[Stored records]
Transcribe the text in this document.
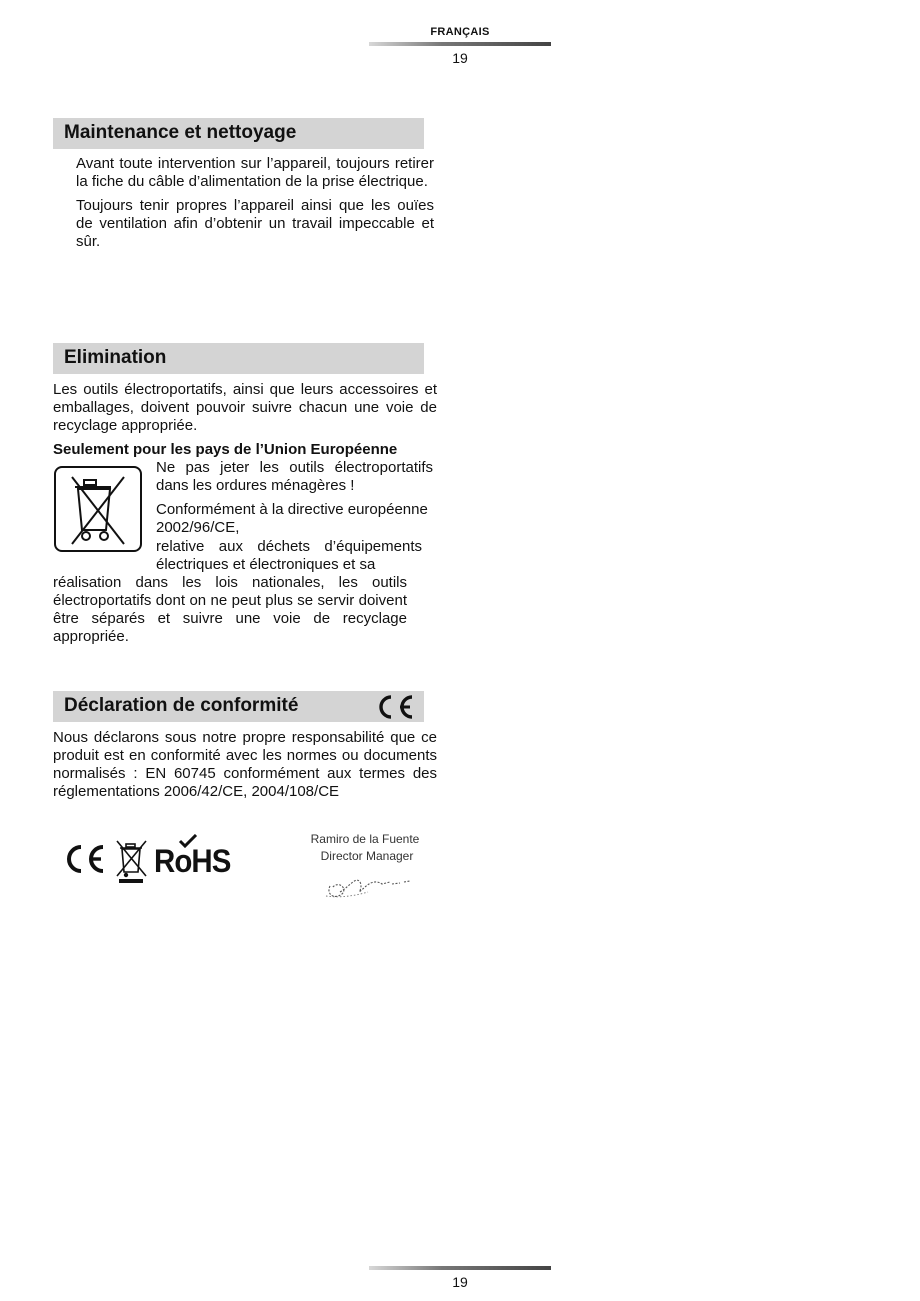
FRANÇAIS
19
Maintenance et nettoyage

Avant toute intervention sur l’appareil, toujours retirer la fiche du câble d’alimentation de la prise électrique.

Toujours tenir propres l’appareil ainsi que les ouïes de ventilation afin d’obtenir un travail impeccable et sûr.

Elimination
Les outils électroportatifs, ainsi que leurs accessoires et emballages, doivent pouvoir suivre chacun une voie de recyclage appropriée.
Seulement pour les pays de l’Union Européenne
Ne pas jeter les outils électroportatifs dans les ordures ménagères !
Conformément à la directive européenne 2002/96/CE,
relative aux déchets d’équipements électriques et électroniques et sa
réalisation dans les lois nationales, les outils électroportatifs dont on ne peut plus se servir doivent être séparés et suivre une voie de recyclage appropriée.
Déclaration de conformité
Nous déclarons sous notre propre responsabilité que ce produit est en conformité avec les normes ou documents normalisés : EN 60745 conformément aux termes des réglementations 2006/42/CE, 2004/108/CE
RoHS
Ramiro de la Fuente
Director Manager
19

● **PROBLEM DESCRIPTION**
Give the data again exactly as written, with all pictures left out.

● **RESPONSE FOR THIS EXERCISE**
Transcribe the text in this document.
FRANÇAIS
19
Maintenance et nettoyage

Avant toute intervention sur l’appareil, toujours retirer la fiche du câble d’alimentation de la prise électrique.

Toujours tenir propres l’appareil ainsi que les ouïes de ventilation afin d’obtenir un travail impeccable et sûr.

Elimination
Les outils électroportatifs, ainsi que leurs accessoires et emballages, doivent pouvoir suivre chacun une voie de recyclage appropriée.
Seulement pour les pays de l’Union Européenne
Ne pas jeter les outils électroportatifs dans les ordures ménagères !
Conformément à la directive européenne 2002/96/CE,
relative aux déchets d’équipements électriques et électroniques et sa
réalisation dans les lois nationales, les outils électroportatifs dont on ne peut plus se servir doivent être séparés et suivre une voie de recyclage appropriée.
Déclaration de conformité
Nous déclarons sous notre propre responsabilité que ce produit est en conformité avec les normes ou documents normalisés : EN 60745 conformément aux termes des réglementations 2006/42/CE, 2004/108/CE
RoHS
Ramiro de la Fuente
Director Manager
19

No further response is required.